= EXERCISE GOAL =
Show every line that has the string "close" in it.

## START ROWS

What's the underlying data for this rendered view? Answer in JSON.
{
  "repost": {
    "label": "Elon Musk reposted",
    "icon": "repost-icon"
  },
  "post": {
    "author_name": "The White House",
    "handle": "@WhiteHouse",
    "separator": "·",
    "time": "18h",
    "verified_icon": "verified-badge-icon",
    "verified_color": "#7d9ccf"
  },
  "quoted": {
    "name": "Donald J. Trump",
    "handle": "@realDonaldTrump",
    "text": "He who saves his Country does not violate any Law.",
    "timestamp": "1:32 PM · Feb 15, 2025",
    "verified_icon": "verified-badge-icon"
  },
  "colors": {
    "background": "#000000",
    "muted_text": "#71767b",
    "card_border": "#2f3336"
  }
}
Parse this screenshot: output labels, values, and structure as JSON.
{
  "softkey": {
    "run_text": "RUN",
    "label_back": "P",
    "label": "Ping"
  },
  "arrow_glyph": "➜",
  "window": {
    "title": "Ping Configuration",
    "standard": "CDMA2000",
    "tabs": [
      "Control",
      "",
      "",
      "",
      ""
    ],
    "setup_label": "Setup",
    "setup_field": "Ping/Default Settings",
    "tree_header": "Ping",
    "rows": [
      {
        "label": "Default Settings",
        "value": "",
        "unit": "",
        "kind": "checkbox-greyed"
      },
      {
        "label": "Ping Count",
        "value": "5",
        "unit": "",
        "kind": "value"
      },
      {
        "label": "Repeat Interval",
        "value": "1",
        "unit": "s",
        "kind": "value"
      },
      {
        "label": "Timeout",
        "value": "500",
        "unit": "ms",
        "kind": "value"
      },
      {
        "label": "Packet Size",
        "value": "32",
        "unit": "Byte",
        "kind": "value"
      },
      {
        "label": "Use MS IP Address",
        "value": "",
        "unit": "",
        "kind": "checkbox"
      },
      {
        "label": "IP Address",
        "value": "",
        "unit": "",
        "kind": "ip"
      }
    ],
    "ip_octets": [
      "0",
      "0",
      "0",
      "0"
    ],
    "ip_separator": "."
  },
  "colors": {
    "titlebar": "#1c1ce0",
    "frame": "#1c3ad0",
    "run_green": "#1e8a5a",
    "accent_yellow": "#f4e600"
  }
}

## END ROWS
## START ROWS

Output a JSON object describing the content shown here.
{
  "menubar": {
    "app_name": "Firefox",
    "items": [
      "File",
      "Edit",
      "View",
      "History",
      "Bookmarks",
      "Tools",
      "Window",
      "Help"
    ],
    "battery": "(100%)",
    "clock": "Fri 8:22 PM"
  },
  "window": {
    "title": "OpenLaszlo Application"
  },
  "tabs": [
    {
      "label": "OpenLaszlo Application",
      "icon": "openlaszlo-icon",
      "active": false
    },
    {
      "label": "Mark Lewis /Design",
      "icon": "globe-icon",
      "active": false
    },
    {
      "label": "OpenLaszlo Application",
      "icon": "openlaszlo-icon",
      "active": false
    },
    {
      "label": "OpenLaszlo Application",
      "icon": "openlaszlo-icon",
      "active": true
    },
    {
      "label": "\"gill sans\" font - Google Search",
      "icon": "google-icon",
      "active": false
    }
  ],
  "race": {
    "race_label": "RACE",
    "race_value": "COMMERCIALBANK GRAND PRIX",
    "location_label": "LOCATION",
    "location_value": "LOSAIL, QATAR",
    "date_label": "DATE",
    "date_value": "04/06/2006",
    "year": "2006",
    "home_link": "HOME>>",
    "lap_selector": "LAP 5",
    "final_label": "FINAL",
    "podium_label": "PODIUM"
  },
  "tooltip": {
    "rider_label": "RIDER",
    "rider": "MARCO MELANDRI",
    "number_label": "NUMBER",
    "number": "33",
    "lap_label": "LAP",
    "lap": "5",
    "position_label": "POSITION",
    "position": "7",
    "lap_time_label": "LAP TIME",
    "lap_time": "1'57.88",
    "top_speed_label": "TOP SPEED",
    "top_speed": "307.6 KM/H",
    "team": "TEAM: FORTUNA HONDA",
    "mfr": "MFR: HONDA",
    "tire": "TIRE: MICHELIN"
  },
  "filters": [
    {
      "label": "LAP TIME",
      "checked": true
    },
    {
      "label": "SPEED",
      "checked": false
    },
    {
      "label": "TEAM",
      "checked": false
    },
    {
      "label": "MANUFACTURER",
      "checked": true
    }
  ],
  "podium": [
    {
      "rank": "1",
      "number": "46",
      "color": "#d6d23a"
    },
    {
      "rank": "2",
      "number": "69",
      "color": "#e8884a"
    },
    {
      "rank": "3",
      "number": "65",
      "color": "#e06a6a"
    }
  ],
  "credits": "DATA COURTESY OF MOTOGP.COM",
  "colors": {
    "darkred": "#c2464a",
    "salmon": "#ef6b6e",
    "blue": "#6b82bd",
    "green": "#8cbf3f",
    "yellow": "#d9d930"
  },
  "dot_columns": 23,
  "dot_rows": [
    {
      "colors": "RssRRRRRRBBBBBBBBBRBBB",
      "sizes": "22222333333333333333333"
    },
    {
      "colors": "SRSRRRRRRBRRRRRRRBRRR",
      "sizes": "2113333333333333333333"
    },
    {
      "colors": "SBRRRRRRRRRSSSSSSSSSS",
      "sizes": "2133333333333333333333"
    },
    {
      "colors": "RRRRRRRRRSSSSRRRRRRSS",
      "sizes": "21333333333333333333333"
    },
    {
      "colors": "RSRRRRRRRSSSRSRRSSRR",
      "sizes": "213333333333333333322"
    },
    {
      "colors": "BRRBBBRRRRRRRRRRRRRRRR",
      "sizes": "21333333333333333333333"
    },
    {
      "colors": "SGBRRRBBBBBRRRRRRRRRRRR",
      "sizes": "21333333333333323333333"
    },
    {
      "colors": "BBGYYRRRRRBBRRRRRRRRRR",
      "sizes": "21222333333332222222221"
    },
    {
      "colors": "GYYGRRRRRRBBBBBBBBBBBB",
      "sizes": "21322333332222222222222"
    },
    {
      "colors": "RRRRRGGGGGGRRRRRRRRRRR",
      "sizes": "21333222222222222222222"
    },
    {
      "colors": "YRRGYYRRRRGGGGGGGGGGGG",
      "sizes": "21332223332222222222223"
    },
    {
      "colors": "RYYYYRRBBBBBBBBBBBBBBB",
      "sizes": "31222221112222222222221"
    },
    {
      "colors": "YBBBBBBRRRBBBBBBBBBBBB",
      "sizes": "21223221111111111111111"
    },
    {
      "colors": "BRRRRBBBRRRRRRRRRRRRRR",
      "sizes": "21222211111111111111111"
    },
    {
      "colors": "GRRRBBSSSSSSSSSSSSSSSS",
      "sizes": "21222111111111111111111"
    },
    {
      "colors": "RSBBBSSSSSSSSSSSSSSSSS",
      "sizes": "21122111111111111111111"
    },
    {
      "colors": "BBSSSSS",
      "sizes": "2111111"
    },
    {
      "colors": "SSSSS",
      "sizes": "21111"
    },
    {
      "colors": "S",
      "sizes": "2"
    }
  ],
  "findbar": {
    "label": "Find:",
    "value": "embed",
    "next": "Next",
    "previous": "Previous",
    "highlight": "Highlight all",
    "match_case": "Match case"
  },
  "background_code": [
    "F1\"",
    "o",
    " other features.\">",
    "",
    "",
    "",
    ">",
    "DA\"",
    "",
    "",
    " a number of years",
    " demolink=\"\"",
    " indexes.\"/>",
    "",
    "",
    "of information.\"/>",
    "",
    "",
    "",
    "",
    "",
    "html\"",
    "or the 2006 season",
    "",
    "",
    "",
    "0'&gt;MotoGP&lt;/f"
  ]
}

## END ROWS
## START ROWS

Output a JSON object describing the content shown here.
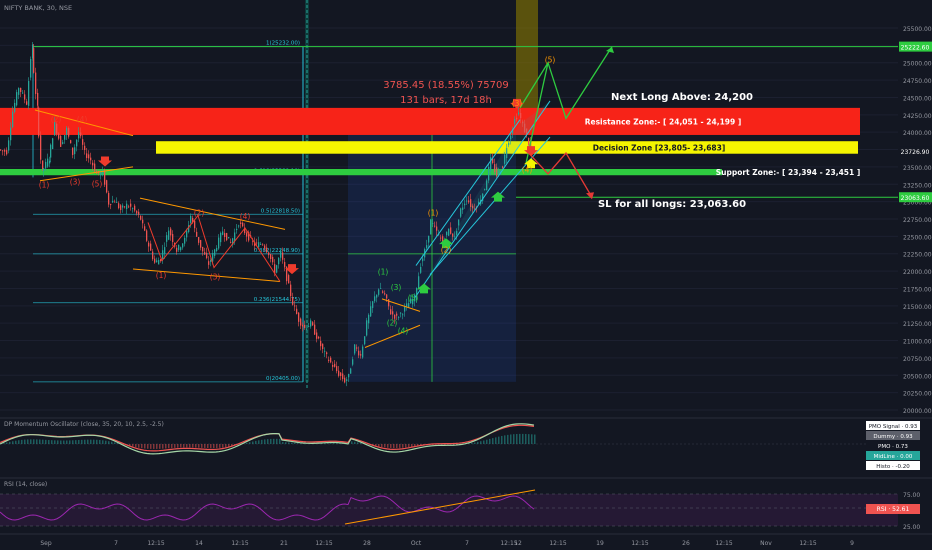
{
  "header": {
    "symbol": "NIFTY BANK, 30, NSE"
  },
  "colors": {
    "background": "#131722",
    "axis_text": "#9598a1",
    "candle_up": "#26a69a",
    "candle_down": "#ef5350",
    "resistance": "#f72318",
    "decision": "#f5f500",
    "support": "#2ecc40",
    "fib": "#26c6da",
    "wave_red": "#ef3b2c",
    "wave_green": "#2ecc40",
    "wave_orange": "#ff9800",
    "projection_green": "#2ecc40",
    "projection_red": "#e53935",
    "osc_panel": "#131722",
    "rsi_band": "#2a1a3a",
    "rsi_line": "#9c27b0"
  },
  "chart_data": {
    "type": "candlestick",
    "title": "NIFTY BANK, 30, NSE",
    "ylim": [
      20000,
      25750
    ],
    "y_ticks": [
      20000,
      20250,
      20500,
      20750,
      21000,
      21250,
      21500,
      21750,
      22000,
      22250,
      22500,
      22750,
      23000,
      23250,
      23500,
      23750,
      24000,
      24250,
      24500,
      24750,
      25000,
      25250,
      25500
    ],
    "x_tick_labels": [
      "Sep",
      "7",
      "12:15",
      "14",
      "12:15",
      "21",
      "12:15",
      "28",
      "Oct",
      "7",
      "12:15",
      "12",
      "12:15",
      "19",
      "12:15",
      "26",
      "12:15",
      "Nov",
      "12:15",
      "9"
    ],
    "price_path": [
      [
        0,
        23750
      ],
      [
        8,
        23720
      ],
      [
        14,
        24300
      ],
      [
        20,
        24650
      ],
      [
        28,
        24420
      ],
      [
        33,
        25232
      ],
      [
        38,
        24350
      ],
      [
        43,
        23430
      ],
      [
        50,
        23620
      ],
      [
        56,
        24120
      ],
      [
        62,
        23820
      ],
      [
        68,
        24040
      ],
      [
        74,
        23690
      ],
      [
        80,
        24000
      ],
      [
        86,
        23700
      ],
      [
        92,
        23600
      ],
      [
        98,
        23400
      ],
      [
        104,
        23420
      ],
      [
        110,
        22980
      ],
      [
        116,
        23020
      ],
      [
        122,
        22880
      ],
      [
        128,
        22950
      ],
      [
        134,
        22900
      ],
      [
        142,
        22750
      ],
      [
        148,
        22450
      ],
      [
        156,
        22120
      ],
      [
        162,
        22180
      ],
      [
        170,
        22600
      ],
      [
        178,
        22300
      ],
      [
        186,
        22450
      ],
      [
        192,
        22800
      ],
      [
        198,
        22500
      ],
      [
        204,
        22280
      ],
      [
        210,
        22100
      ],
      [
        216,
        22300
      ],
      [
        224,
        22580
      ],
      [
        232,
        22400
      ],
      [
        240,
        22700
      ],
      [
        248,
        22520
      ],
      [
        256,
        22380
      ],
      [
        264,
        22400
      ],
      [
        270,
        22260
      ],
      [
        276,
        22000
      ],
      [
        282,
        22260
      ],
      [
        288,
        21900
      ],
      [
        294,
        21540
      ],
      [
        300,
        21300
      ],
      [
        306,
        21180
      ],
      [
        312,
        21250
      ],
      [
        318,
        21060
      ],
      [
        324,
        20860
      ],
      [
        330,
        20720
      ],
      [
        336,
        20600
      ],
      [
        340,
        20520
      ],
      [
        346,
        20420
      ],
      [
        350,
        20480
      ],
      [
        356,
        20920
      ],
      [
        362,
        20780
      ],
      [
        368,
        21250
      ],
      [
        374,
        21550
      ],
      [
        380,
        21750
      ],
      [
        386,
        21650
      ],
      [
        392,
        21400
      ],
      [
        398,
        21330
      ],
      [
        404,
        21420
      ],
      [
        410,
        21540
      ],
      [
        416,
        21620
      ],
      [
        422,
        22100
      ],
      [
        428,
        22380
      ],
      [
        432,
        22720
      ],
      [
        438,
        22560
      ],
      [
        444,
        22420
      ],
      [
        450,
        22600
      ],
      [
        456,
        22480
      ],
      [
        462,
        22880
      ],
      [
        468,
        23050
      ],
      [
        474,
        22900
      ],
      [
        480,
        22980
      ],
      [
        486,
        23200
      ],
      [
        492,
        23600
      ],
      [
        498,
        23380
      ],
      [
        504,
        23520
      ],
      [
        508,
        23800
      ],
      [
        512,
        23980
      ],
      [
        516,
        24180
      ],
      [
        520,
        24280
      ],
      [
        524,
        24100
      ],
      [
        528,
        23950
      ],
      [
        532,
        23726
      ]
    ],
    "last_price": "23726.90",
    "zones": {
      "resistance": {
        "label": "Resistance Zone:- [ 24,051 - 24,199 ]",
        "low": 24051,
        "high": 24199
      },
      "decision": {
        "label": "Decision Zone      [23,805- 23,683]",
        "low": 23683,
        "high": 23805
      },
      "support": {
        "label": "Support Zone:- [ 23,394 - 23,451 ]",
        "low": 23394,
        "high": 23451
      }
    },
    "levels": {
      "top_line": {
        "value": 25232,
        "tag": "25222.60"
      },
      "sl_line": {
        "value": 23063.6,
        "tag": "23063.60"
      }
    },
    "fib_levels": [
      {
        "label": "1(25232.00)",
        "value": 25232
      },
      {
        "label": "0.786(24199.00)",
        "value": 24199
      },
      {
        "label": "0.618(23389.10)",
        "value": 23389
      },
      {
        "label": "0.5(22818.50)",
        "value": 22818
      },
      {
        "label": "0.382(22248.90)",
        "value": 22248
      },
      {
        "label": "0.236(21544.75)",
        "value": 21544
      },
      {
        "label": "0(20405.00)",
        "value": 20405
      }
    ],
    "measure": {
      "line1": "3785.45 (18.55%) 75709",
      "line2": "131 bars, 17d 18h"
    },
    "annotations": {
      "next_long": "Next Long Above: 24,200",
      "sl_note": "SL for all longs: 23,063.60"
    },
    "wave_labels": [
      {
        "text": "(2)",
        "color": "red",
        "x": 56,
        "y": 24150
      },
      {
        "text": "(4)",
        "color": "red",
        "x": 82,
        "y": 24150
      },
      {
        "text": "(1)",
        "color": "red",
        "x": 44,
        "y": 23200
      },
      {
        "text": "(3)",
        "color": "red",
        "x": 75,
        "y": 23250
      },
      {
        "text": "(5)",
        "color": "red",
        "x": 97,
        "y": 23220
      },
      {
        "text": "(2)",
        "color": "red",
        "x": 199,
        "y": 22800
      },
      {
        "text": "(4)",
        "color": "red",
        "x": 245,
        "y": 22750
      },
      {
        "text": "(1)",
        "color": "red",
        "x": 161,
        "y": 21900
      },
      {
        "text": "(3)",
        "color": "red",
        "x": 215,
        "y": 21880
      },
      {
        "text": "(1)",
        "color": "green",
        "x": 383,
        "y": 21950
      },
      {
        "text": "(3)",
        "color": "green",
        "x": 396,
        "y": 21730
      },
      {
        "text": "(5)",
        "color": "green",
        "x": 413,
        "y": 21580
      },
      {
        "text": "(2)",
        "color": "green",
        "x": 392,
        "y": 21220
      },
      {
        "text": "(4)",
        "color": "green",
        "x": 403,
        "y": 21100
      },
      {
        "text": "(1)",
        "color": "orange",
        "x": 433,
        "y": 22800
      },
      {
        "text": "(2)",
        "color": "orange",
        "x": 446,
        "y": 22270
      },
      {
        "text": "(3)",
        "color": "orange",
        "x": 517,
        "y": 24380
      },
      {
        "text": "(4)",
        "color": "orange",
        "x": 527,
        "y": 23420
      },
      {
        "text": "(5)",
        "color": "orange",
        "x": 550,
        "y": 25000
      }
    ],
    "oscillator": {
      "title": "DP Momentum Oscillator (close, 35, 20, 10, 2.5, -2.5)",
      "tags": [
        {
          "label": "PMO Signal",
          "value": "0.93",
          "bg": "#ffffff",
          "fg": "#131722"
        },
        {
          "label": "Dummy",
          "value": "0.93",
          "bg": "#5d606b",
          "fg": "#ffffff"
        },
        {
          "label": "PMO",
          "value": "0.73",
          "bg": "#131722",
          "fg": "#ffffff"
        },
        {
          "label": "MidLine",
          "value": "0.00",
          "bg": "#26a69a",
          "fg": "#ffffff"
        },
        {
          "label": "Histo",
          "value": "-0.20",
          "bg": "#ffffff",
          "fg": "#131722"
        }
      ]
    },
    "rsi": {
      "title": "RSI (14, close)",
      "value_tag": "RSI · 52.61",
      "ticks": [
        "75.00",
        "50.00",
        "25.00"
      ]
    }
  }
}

## END ROWS

= RESPONSE TO THIS EXERCISE =
      "title": "DP Momentum Oscillator (close, 35, 20, 10, 2.5, -2.5)",
      "title": "RSI (14, close)",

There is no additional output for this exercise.